▶ _Directions for this task_
Reproduce the records below in full and without edits, omitting images.

▶ _Data records_
◆ ◆ ◆ ◆

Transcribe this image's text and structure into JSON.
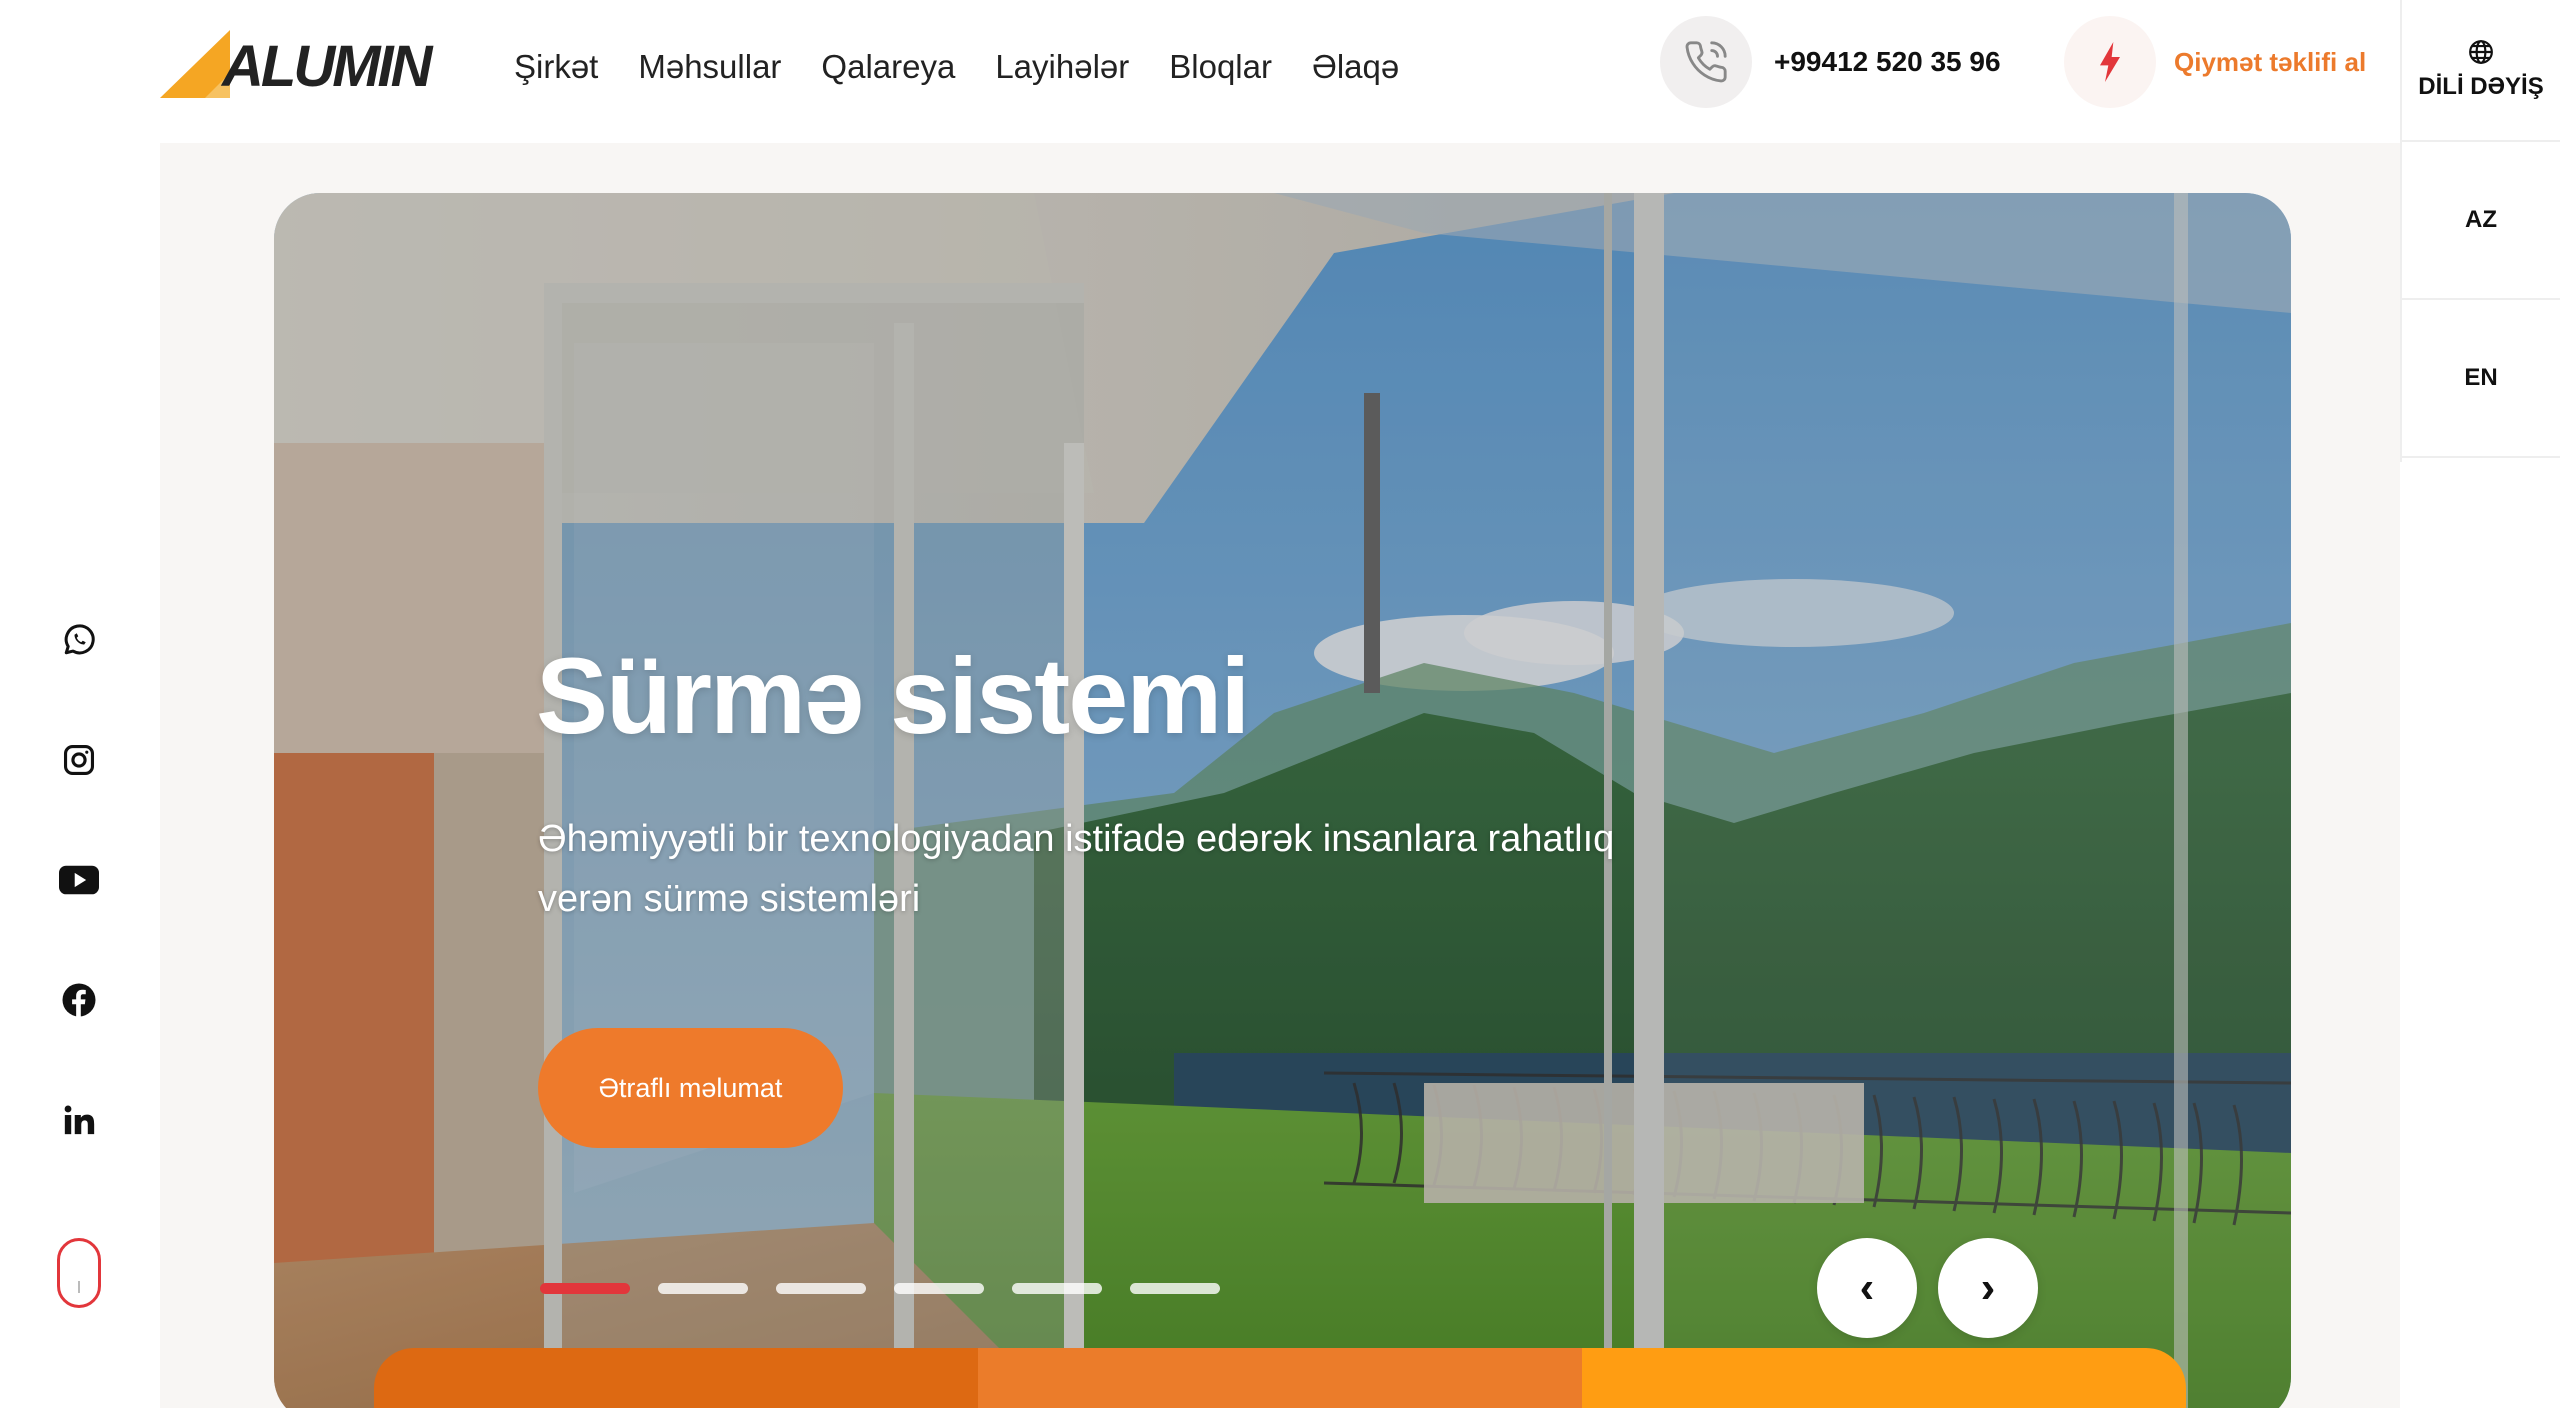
{
  "header": {
    "logo_text": "ALUMIN",
    "nav": [
      "Şirkət",
      "Məhsullar",
      "Qalareya",
      "Layihələr",
      "Bloqlar",
      "Əlaqə"
    ],
    "phone": "+99412 520 35 96",
    "quote_label": "Qiymət təklifi al"
  },
  "language": {
    "title": "DİLİ DƏYİŞ",
    "options": [
      "AZ",
      "EN"
    ]
  },
  "social": [
    "whatsapp-icon",
    "instagram-icon",
    "youtube-icon",
    "facebook-icon",
    "linkedin-icon"
  ],
  "hero": {
    "title": "Sürmə sistemi",
    "description": "Əhəmiyyətli bir texnologiyadan istifadə edərək insanlara rahatlıq verən sürmə sistemləri",
    "button": "Ətraflı məlumat",
    "slides_count": 6,
    "active_slide": 1,
    "prev": "‹",
    "next": "›"
  },
  "colors": {
    "accent": "#ee7a2b",
    "active_dot": "#e2363b",
    "logo_orange": "#f5a623",
    "bottom_bar": [
      "#dd6912",
      "#eb7c2a",
      "#ff9d12"
    ]
  }
}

◆ ◆ ◆ ◆

▶ _Written reply_
Transcribe this image's text and structure into JSON.
{
  "header": {
    "logo_text": "ALUMIN",
    "nav": [
      "Şirkət",
      "Məhsullar",
      "Qalareya",
      "Layihələr",
      "Bloqlar",
      "Əlaqə"
    ],
    "phone": "+99412 520 35 96",
    "quote_label": "Qiymət təklifi al"
  },
  "language": {
    "title": "DİLİ DƏYİŞ",
    "options": [
      "AZ",
      "EN"
    ]
  },
  "social": [
    "whatsapp-icon",
    "instagram-icon",
    "youtube-icon",
    "facebook-icon",
    "linkedin-icon"
  ],
  "hero": {
    "title": "Sürmə sistemi",
    "description": "Əhəmiyyətli bir texnologiyadan istifadə edərək insanlara rahatlıq verən sürmə sistemləri",
    "button": "Ətraflı məlumat",
    "slides_count": 6,
    "active_slide": 1,
    "prev": "‹",
    "next": "›"
  },
  "colors": {
    "accent": "#ee7a2b",
    "active_dot": "#e2363b",
    "logo_orange": "#f5a623",
    "bottom_bar": [
      "#dd6912",
      "#eb7c2a",
      "#ff9d12"
    ]
  }
}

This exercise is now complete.